▶ _STATED EXERCISE_:
The entries below need to be written out exactly, with no pictures included.

▶ _Dataset entries_:
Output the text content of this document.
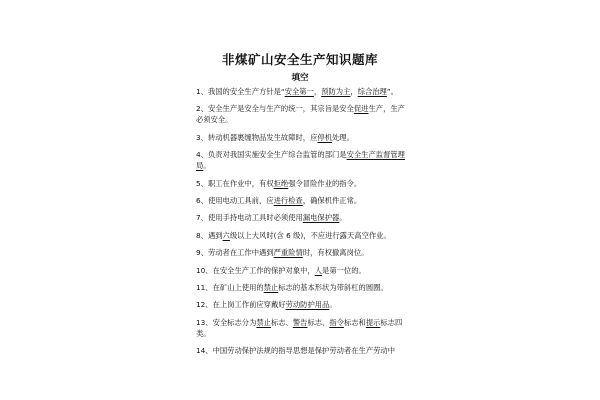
非煤矿山安全生产知识题库
填空
1、我国的安全生产方针是“安全第一，预防为主，综合治理”。
2、安全生产是安全与生产的统一，其宗旨是安全促进生产，生产必须安全。
3、转动机器裹缠物品发生故障时，应停机处理。
4、负责对我国实施安全生产综合监管的部门是安全生产监督管理局。
5、职工在作业中，有权拒绝强令冒险作业的指令。
6、使用电动工具前，应进行检查，确保机件正常。
7、使用手持电动工具时必须使用漏电保护器。
8、遇到六级以上大风时(含 6 级)，不应进行露天高空作业。
9、劳动者在工作中遇到严重险情时，有权撤离岗位。
10、在安全生产工作的保护对象中，人是第一位的。
11、在矿山上使用的禁止标志的基本形状为带斜杠的圆圈。
12、在上岗工作前应穿戴好劳动防护用品。
13、安全标志分为禁止标志、警告标志、指令标志和提示标志四类。
14、中国劳动保护法规的指导思想是保护劳动者在生产劳动中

▶ _REPLY TO THE EXERCISE_:
Output the text content of this document.
非煤矿山安全生产知识题库
填空
1、我国的安全生产方针是“安全第一，预防为主，综合治理”。
2、安全生产是安全与生产的统一，其宗旨是安全促进生产，生产必须安全。
3、转动机器裹缠物品发生故障时，应停机处理。
4、负责对我国实施安全生产综合监管的部门是安全生产监督管理局。
5、职工在作业中，有权拒绝强令冒险作业的指令。
6、使用电动工具前，应进行检查，确保机件正常。
7、使用手持电动工具时必须使用漏电保护器。
8、遇到六级以上大风时(含 6 级)，不应进行露天高空作业。
9、劳动者在工作中遇到严重险情时，有权撤离岗位。
10、在安全生产工作的保护对象中，人是第一位的。
11、在矿山上使用的禁止标志的基本形状为带斜杠的圆圈。
12、在上岗工作前应穿戴好劳动防护用品。
13、安全标志分为禁止标志、警告标志、指令标志和提示标志四类。
14、中国劳动保护法规的指导思想是保护劳动者在生产劳动中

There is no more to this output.